» **BRANO PROPOSTO**:
Correva l’anno 2012 quando Facebook acquistò Instagram per 1 miliardo di dollari, contribuendo a cambiare radicalmente il nostro approccio alla fotografia, al modo di fare business e alla nostra vita.
Se ci pensiamo, otto anni non sono molti, ma in questa epoca iperconnessa i ritmi sono talmente tanto sostenuti che, a volte, non facciamo in tempo ad assimilare tutti i cambiamenti in atto e, in altre, capita che non abbiamo nemmeno tanto tempo a sufficienza per indagare su alcuni elementi, classificandoli come scontati, giusti, assodati, “normali”.
Proprio il termine “normale” è quello che ci deve interessare in questa sede.
La sua etimologia ci dice che deriva dal lemma latino “norma”, traduzione di “squadra”, ossia uno strumento che veniva utilizzato per tracciare angoli retti. Da qui la “rettitudine” e nel senso più traslato “norma”, “regola”, “legge”, “criterio”.
Oggi crediamo “normale” e, quindi, accettiamo senza remora alcuna tutti i meccanismi di funzionamento di Instagram. Il comportamento della maggior parte degli utenti è quello di svegliarsi al mattino, aprire l’applicazione, vedere gli ultimi caricamenti dei followers, magari “postare” la propria colazione nel feed o nelle stories, cercare brand, prodotti, personalità, progetti, iniziative e chi più ne ha, più ne metta.
C’è un’altra cosa che facciamo in maniera automatica: condividere i post che non sono nostri e che ci piacciono. E qui la domanda fulcro di questo articolo: quali sono le regole che è bene conoscere per evitare di violare i diritti degli utenti e incorrere in possibili sanzioni?
Procediamo con ordine.
È notizia di qualche giorno fa la fine della querelle giudiziaria tra Mashable e la fotoreporter Stephanie Sinclair iniziata un paio di anni fa. Come riporta Pambianco News, “famosa per i suoi reportage pubblicati su testate quali New York Times e Time Magazine, la fotografa Stephanie Sinclair aveva citato nel 2018 l’editore digitale Mashable per aver utilizzato un’immagine estrapolata dal proprio profilo Instagram. Prima di utilizzarla attraverso l’embedding (incorporamento), Mashable aveva proposto una ricompensa di 50 dollari all’autrice che aveva rifiutato. Lo scatto è stato ugualmente utilizzato e, secondo quanto dichiarato lunedì 13 aprile dal giudice Kimba Wood del Southern District di New York, i lettori di Mashable sono stati in grado di riconoscere la provenienza originale della foto, sebbene pubblicata attraverso un terzo server, ovvero Instagram.”

» **PROBLEMI DA RISOLVERE**:
- 1) Secondo il brano, quale compenso aveva proposto Mashable alla fotografa prima di usare la sua immagine?
- 2) Riproduci tali e quali le righe dell'elenco dalla prima fino alla riga che contiene "bar-bienes-intermedios (484, 465, 538, 522)", inclusa.
Il brano e l'elenco non hanno alcun legame tra loro.

» **MATERIALI DI LAVORO**:
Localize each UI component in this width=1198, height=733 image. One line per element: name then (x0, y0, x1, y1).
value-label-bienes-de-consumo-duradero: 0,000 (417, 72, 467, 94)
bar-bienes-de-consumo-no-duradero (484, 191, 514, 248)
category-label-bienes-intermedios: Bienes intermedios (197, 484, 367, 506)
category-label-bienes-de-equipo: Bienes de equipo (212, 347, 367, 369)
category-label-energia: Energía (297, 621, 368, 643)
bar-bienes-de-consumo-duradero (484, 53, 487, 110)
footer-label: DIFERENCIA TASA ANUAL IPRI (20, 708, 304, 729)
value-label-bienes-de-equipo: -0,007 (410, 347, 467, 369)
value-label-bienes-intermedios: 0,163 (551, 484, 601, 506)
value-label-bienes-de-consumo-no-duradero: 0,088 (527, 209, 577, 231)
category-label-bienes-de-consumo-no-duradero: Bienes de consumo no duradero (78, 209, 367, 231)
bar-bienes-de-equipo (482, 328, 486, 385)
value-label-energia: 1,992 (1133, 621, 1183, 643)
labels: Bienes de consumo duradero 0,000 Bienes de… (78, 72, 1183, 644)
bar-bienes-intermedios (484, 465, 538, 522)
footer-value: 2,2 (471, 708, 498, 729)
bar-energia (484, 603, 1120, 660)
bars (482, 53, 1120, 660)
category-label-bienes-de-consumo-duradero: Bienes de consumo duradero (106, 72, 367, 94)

» **SOLUZIONI DEI COMPITI**:
- 1) Una ricompensa di 50 dollari.

- 2)
Localize each UI component in this width=1198, height=733 image. One line per element: name then (x0, y0, x1, y1).
value-label-bienes-de-consumo-duradero: 0,000 (417, 72, 467, 94)
bar-bienes-de-consumo-no-duradero (484, 191, 514, 248)
category-label-bienes-intermedios: Bienes intermedios (197, 484, 367, 506)
category-label-bienes-de-equipo: Bienes de equipo (212, 347, 367, 369)
category-label-energia: Energía (297, 621, 368, 643)
bar-bienes-de-consumo-duradero (484, 53, 487, 110)
footer-label: DIFERENCIA TASA ANUAL IPRI (20, 708, 304, 729)
value-label-bienes-de-equipo: -0,007 (410, 347, 467, 369)
value-label-bienes-intermedios: 0,163 (551, 484, 601, 506)
value-label-bienes-de-consumo-no-duradero: 0,088 (527, 209, 577, 231)
category-label-bienes-de-consumo-no-duradero: Bienes de consumo no duradero (78, 209, 367, 231)
bar-bienes-de-equipo (482, 328, 486, 385)
value-label-energia: 1,992 (1133, 621, 1183, 643)
labels: Bienes de consumo duradero 0,000 Bienes de… (78, 72, 1183, 644)
bar-bienes-intermedios (484, 465, 538, 522)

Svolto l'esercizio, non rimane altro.